Information provided
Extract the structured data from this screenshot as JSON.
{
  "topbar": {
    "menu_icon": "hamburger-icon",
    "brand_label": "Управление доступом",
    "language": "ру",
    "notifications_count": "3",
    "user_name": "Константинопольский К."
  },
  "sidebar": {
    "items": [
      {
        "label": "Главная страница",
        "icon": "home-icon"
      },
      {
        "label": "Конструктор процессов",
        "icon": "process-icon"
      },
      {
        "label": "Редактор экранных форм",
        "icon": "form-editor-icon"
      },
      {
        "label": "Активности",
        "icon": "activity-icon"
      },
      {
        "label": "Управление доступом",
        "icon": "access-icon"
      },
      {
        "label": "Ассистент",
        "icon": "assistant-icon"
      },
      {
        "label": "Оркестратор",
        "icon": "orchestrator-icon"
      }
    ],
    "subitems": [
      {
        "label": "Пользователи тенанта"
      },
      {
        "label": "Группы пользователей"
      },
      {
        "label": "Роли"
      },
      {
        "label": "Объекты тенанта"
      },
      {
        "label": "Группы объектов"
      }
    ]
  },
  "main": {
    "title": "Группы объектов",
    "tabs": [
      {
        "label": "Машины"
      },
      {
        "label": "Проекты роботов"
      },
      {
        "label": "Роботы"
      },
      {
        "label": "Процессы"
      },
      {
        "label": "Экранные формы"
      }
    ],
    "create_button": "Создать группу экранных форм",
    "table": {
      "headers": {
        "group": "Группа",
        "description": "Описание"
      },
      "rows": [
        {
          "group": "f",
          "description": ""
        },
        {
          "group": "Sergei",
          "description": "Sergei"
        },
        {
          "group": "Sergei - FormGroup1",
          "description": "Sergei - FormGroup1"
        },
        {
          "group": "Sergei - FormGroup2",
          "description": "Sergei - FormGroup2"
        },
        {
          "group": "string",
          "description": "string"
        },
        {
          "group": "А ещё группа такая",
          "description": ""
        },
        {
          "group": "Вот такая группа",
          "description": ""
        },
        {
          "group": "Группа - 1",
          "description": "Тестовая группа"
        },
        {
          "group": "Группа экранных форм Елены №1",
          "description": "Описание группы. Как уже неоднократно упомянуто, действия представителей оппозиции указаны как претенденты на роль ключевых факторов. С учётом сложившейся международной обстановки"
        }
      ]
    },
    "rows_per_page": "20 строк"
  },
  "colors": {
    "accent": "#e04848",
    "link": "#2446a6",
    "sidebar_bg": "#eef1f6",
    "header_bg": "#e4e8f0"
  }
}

Brief
Reproduce all of the data exactly as given.

Right answer
Extract the structured data from this screenshot as JSON.
{
  "topbar": {
    "menu_icon": "hamburger-icon",
    "brand_label": "Управление доступом",
    "language": "ру",
    "notifications_count": "3",
    "user_name": "Константинопольский К."
  },
  "sidebar": {
    "items": [
      {
        "label": "Главная страница",
        "icon": "home-icon"
      },
      {
        "label": "Конструктор процессов",
        "icon": "process-icon"
      },
      {
        "label": "Редактор экранных форм",
        "icon": "form-editor-icon"
      },
      {
        "label": "Активности",
        "icon": "activity-icon"
      },
      {
        "label": "Управление доступом",
        "icon": "access-icon"
      },
      {
        "label": "Ассистент",
        "icon": "assistant-icon"
      },
      {
        "label": "Оркестратор",
        "icon": "orchestrator-icon"
      }
    ],
    "subitems": [
      {
        "label": "Пользователи тенанта"
      },
      {
        "label": "Группы пользователей"
      },
      {
        "label": "Роли"
      },
      {
        "label": "Объекты тенанта"
      },
      {
        "label": "Группы объектов"
      }
    ]
  },
  "main": {
    "title": "Группы объектов",
    "tabs": [
      {
        "label": "Машины"
      },
      {
        "label": "Проекты роботов"
      },
      {
        "label": "Роботы"
      },
      {
        "label": "Процессы"
      },
      {
        "label": "Экранные формы"
      }
    ],
    "create_button": "Создать группу экранных форм",
    "table": {
      "headers": {
        "group": "Группа",
        "description": "Описание"
      },
      "rows": [
        {
          "group": "f",
          "description": ""
        },
        {
          "group": "Sergei",
          "description": "Sergei"
        },
        {
          "group": "Sergei - FormGroup1",
          "description": "Sergei - FormGroup1"
        },
        {
          "group": "Sergei - FormGroup2",
          "description": "Sergei - FormGroup2"
        },
        {
          "group": "string",
          "description": "string"
        },
        {
          "group": "А ещё группа такая",
          "description": ""
        },
        {
          "group": "Вот такая группа",
          "description": ""
        },
        {
          "group": "Группа - 1",
          "description": "Тестовая группа"
        },
        {
          "group": "Группа экранных форм Елены №1",
          "description": "Описание группы. Как уже неоднократно упомянуто, действия представителей оппозиции указаны как претенденты на роль ключевых факторов. С учётом сложившейся международной обстановки"
        }
      ]
    },
    "rows_per_page": "20 строк"
  },
  "colors": {
    "accent": "#e04848",
    "link": "#2446a6",
    "sidebar_bg": "#eef1f6",
    "header_bg": "#e4e8f0"
  }
}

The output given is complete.